══ Given data ══
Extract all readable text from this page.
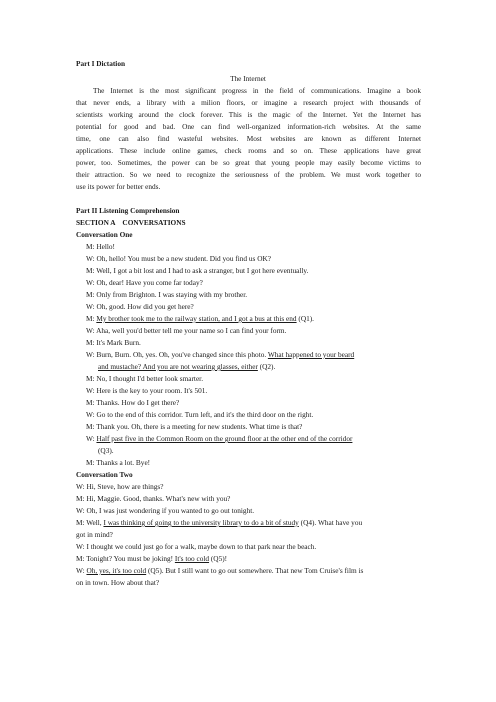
Part I Dictation
The Internet
The Internet is the most significant progress in the field of communications. Imagine a book
that never ends, a library with a milion floors, or imagine a research project with thousands of
scientists working around the clock forever. This is the magic of the Internet. Yet the Internet has
potential for good and bad. One can find well-organized information-rich websites. At the same
time, one can also find wasteful websites. Most websites are known as different Internet
applications. These include online games, check rooms and so on. These applications have great
power, too. Sometimes, the power can be so great that young people may easily become victims to
their attraction. So we need to recognize the seriousness of the problem. We must work together to
use its power for better ends.
Part II Listening Comprehension
SECTION A    CONVERSATIONS
Conversation One
M: Hello!
W: Oh, hello! You must be a new student. Did you find us OK?
M: Well, I got a bit lost and I had to ask a stranger, but I got here eventually.
W: Oh, dear! Have you come far today?
M: Only from Brighton. I was staying with my brother.
W: Oh, good. How did you get here?
M: My brother took me to the railway station, and I got a bus at this end (Q1).
W: Aha, well you'd better tell me your name so I can find your form.
M: It's Mark Burn.
W: Burn, Burn. Oh, yes. Oh, you've changed since this photo. What happened to your beard
and mustache? And you are not wearing glasses, either (Q2).
M: No, I thought I'd better look smarter.
W: Here is the key to your room. It's 501.
M: Thanks. How do I get there?
W: Go to the end of this corridor. Turn left, and it's the third door on the right.
M: Thank you. Oh, there is a meeting for new students. What time is that?
W: Half past five in the Common Room on the ground floor at the other end of the corridor
(Q3).
M: Thanks a lot. Bye!
Conversation Two
W: Hi, Steve, how are things?
M: Hi, Maggie. Good, thanks. What's new with you?
W: Oh, I was just wondering if you wanted to go out tonight.
M: Well, I was thinking of going to the university library to do a bit of study (Q4). What have you
got in mind?
W: I thought we could just go for a walk, maybe down to that park near the beach.
M: Tonight? You must be joking! It's too cold (Q5)!
W: Oh, yes, it's too cold (Q5). But I still want to go out somewhere. That new Tom Cruise's film is
on in town. How about that?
═══
» **Objective**: A line counts if it holds the word "great". How many lines of the entries count? Give the number only.

» **Result of the exercise**: 2